_TASK PROMPT:_
Check every line of the entries for "High", and copy the lines that hold it.

_DATA TO PROCESS:_

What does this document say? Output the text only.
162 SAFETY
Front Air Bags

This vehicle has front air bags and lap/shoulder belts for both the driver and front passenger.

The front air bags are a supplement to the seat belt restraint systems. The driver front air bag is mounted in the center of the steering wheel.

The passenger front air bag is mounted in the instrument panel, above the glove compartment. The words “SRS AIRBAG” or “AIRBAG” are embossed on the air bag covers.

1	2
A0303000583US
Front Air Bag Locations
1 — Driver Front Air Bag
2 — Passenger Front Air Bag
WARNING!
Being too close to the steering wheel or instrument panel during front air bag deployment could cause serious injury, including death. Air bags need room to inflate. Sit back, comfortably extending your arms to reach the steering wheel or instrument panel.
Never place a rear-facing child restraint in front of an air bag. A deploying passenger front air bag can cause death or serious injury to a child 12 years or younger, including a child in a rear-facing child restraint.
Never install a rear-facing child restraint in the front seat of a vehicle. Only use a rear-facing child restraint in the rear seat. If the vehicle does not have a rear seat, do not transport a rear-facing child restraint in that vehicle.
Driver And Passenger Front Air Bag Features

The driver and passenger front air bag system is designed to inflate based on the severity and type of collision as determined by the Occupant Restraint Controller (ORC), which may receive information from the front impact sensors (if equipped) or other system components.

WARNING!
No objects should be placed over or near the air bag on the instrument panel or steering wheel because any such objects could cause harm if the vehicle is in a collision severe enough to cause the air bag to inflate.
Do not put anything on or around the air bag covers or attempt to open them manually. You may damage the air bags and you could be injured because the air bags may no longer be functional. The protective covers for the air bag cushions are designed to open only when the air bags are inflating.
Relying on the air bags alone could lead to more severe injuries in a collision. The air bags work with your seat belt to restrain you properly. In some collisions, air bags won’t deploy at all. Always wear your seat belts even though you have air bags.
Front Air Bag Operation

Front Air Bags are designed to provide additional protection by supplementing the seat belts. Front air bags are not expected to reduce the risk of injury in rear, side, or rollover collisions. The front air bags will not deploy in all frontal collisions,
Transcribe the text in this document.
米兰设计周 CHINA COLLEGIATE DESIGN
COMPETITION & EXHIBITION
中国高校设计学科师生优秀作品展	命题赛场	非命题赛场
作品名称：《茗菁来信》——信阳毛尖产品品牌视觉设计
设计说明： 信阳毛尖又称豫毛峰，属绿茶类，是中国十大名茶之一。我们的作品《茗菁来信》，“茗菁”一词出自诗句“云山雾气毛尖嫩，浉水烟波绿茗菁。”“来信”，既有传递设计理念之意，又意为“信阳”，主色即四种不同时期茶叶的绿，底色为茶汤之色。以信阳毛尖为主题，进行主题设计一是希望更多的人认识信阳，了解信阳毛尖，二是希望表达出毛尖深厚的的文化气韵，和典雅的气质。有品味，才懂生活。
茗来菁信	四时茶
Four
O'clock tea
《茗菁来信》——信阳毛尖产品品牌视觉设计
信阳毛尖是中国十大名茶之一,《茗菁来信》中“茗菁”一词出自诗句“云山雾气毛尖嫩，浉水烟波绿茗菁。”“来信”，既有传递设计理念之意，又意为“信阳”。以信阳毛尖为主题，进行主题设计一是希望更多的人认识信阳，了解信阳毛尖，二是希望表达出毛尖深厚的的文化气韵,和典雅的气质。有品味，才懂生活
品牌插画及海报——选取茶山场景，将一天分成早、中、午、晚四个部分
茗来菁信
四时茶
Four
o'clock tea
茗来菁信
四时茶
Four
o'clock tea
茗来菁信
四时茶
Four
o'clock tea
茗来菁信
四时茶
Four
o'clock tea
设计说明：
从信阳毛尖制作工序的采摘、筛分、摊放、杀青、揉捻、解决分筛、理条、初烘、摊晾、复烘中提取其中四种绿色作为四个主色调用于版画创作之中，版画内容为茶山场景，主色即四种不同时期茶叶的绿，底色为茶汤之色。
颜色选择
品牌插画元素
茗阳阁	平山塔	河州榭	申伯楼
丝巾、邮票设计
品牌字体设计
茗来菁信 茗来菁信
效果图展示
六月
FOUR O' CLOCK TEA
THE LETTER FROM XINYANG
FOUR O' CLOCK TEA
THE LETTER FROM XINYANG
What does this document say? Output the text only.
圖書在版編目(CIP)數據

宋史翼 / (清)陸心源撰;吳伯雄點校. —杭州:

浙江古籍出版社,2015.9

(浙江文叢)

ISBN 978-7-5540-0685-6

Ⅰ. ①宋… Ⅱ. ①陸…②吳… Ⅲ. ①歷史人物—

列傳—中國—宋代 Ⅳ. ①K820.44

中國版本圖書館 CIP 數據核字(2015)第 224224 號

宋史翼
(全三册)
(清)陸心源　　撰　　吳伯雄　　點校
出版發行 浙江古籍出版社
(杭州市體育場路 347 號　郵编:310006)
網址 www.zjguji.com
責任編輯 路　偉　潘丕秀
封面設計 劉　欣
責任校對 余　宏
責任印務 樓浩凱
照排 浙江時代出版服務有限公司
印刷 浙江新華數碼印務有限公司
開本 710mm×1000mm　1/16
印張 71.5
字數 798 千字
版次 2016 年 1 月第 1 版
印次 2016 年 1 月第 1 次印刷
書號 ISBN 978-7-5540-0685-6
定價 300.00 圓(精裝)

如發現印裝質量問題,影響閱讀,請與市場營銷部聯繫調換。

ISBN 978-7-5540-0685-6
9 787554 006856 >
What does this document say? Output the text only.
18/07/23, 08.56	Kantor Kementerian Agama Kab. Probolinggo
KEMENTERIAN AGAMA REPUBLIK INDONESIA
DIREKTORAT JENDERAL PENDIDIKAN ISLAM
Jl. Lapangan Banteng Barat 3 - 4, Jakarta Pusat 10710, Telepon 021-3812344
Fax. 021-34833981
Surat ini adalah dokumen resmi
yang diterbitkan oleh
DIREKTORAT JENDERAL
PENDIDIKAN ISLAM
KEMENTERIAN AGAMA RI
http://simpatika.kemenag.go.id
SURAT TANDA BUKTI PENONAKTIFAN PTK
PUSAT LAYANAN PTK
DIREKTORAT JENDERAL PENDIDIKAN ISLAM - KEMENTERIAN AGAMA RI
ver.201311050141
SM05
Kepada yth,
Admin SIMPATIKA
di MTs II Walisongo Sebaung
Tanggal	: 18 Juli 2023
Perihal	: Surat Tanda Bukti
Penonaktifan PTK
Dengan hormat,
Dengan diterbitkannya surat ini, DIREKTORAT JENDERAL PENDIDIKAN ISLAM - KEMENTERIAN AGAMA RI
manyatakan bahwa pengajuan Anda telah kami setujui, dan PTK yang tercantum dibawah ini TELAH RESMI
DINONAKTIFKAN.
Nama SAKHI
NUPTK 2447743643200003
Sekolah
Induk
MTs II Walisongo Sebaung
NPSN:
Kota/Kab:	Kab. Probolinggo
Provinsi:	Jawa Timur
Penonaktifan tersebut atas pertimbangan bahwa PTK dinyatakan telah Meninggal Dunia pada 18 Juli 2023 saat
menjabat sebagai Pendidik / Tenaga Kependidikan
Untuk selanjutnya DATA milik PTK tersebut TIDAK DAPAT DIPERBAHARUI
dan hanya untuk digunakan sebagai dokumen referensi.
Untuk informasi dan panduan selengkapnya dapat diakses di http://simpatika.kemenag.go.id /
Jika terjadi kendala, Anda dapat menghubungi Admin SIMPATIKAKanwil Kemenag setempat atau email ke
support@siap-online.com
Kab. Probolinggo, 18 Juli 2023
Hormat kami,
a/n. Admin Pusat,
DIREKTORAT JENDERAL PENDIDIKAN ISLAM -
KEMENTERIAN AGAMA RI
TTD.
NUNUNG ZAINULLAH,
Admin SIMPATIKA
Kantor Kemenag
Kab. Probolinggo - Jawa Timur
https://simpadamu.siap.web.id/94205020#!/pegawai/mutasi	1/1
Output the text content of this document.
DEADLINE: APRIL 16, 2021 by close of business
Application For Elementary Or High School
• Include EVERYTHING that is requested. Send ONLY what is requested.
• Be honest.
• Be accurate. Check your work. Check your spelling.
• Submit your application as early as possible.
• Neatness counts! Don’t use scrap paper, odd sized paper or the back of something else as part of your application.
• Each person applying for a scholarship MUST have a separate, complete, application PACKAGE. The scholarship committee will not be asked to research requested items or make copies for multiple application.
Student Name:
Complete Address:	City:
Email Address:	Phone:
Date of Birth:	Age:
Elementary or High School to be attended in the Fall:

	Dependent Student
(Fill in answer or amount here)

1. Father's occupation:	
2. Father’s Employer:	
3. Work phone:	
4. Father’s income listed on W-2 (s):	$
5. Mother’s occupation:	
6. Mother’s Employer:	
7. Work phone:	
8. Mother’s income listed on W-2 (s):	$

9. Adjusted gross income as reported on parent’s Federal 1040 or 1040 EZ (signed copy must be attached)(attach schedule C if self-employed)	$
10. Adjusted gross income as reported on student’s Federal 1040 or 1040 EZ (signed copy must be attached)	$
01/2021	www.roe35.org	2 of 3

_OUTPUT FOR THIS EXERCISE:_
Application For Elementary Or High School
Elementary or High School to be attended in the Fall:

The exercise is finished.